— Begin Data shown —

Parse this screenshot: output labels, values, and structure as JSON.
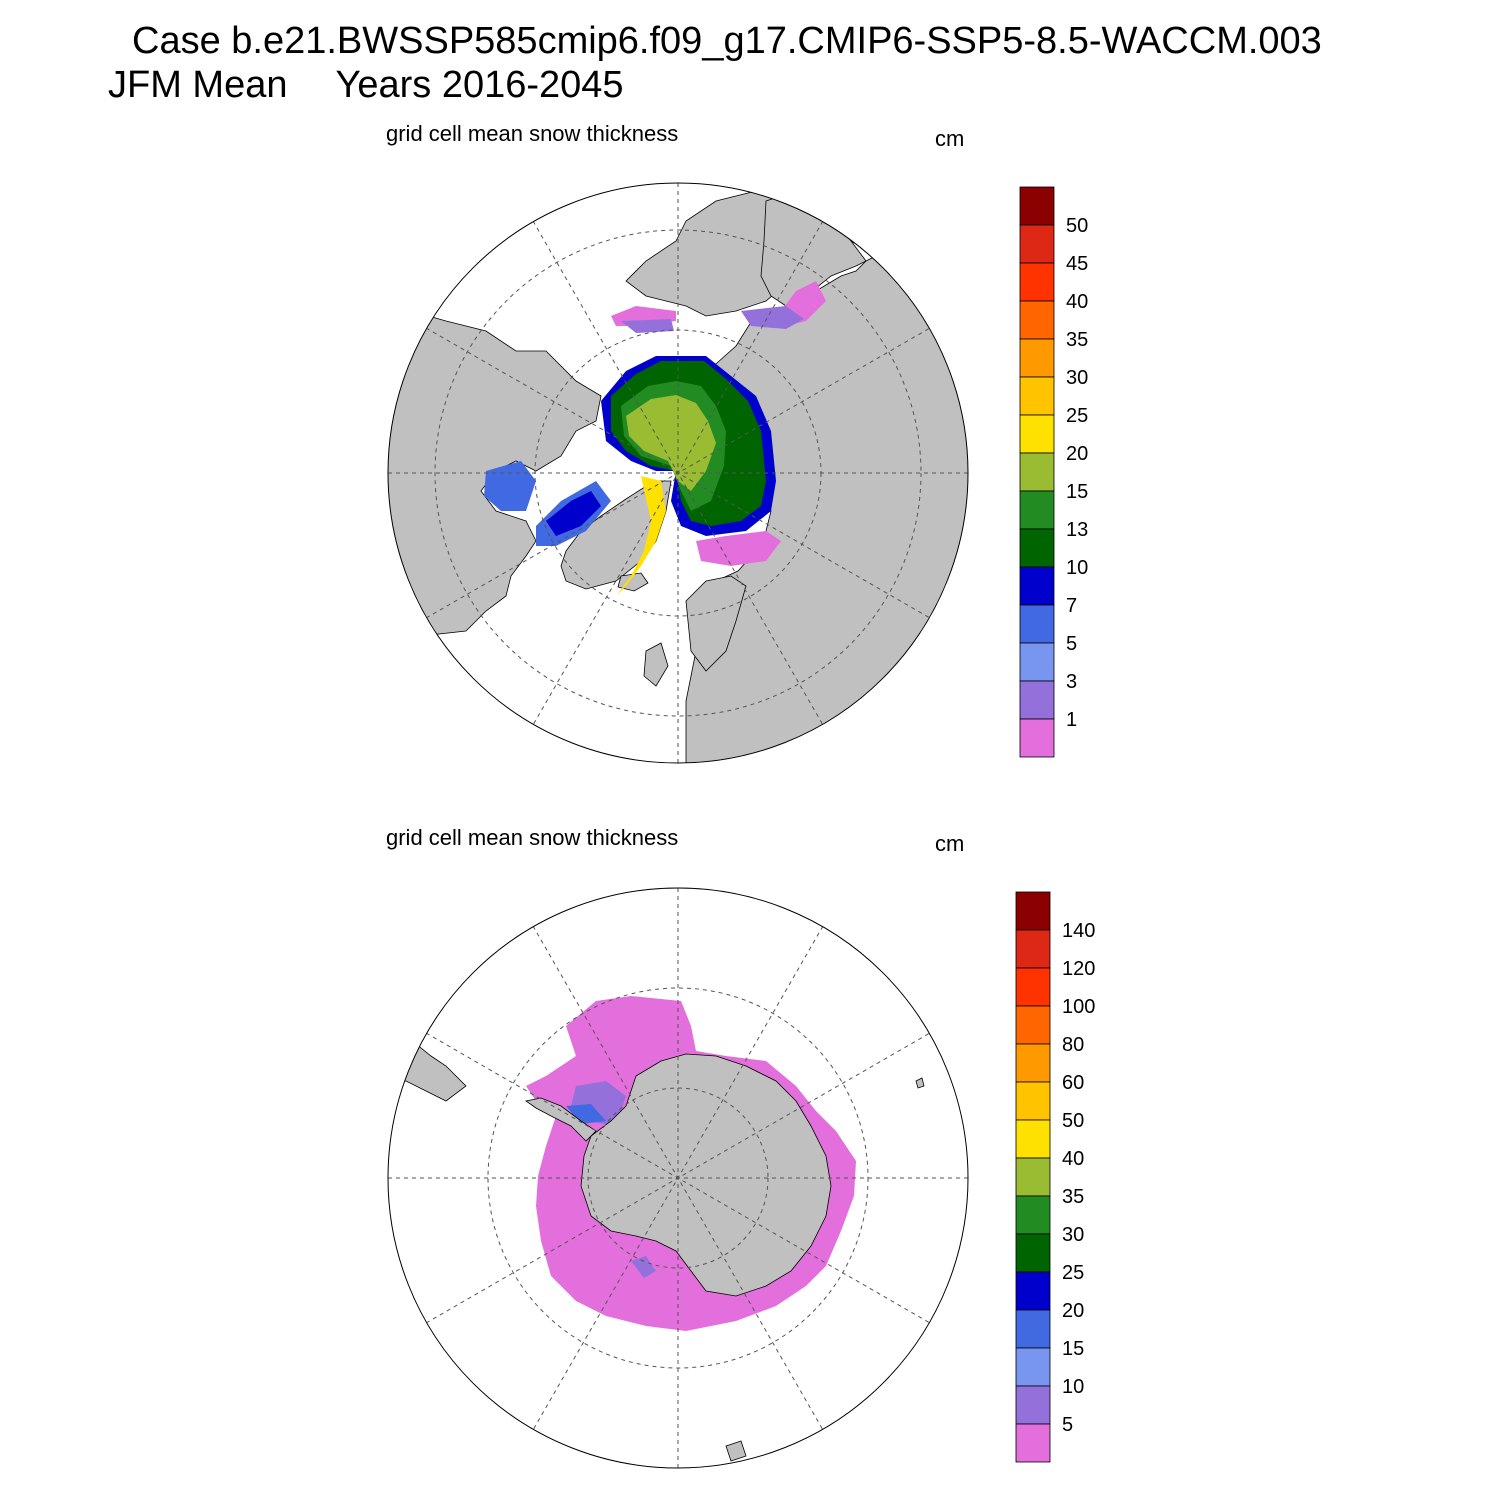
{
  "header": {
    "case_line": "Case b.e21.BWSSP585cmip6.f09_g17.CMIP6-SSP5-8.5-WACCM.003",
    "season": "JFM Mean",
    "years": "Years 2016-2045"
  },
  "panels": [
    {
      "hemisphere": "north",
      "title": "grid cell mean snow thickness",
      "units": "cm",
      "colorbar": {
        "levels": [
          "1",
          "3",
          "5",
          "7",
          "10",
          "13",
          "15",
          "20",
          "25",
          "30",
          "35",
          "40",
          "45",
          "50"
        ],
        "colors": [
          "#e36fdc",
          "#9470db",
          "#7896f0",
          "#4169e1",
          "#0000cd",
          "#006400",
          "#228b22",
          "#9abc32",
          "#ffe100",
          "#ffc300",
          "#ff9900",
          "#ff6600",
          "#ff3300",
          "#dc2814",
          "#8b0000"
        ]
      }
    },
    {
      "hemisphere": "south",
      "title": "grid cell mean snow thickness",
      "units": "cm",
      "colorbar": {
        "levels": [
          "5",
          "10",
          "15",
          "20",
          "25",
          "30",
          "35",
          "40",
          "50",
          "60",
          "80",
          "100",
          "120",
          "140"
        ],
        "colors": [
          "#e36fdc",
          "#9470db",
          "#7896f0",
          "#4169e1",
          "#0000cd",
          "#006400",
          "#228b22",
          "#9abc32",
          "#ffe100",
          "#ffc300",
          "#ff9900",
          "#ff6600",
          "#ff3300",
          "#dc2814",
          "#8b0000"
        ]
      }
    }
  ],
  "colors": {
    "land": "#c0c0c0",
    "ocean": "#ffffff",
    "outline": "#000000"
  }
}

— End Data shown —

Short task =
Transcribe the records above exactly, leaving out every picture.

Written response =
Parse this screenshot: output labels, values, and structure as JSON.
{
  "header": {
    "case_line": "Case b.e21.BWSSP585cmip6.f09_g17.CMIP6-SSP5-8.5-WACCM.003",
    "season": "JFM Mean",
    "years": "Years 2016-2045"
  },
  "panels": [
    {
      "hemisphere": "north",
      "title": "grid cell mean snow thickness",
      "units": "cm",
      "colorbar": {
        "levels": [
          "1",
          "3",
          "5",
          "7",
          "10",
          "13",
          "15",
          "20",
          "25",
          "30",
          "35",
          "40",
          "45",
          "50"
        ],
        "colors": [
          "#e36fdc",
          "#9470db",
          "#7896f0",
          "#4169e1",
          "#0000cd",
          "#006400",
          "#228b22",
          "#9abc32",
          "#ffe100",
          "#ffc300",
          "#ff9900",
          "#ff6600",
          "#ff3300",
          "#dc2814",
          "#8b0000"
        ]
      }
    },
    {
      "hemisphere": "south",
      "title": "grid cell mean snow thickness",
      "units": "cm",
      "colorbar": {
        "levels": [
          "5",
          "10",
          "15",
          "20",
          "25",
          "30",
          "35",
          "40",
          "50",
          "60",
          "80",
          "100",
          "120",
          "140"
        ],
        "colors": [
          "#e36fdc",
          "#9470db",
          "#7896f0",
          "#4169e1",
          "#0000cd",
          "#006400",
          "#228b22",
          "#9abc32",
          "#ffe100",
          "#ffc300",
          "#ff9900",
          "#ff6600",
          "#ff3300",
          "#dc2814",
          "#8b0000"
        ]
      }
    }
  ],
  "colors": {
    "land": "#c0c0c0",
    "ocean": "#ffffff",
    "outline": "#000000"
  }
}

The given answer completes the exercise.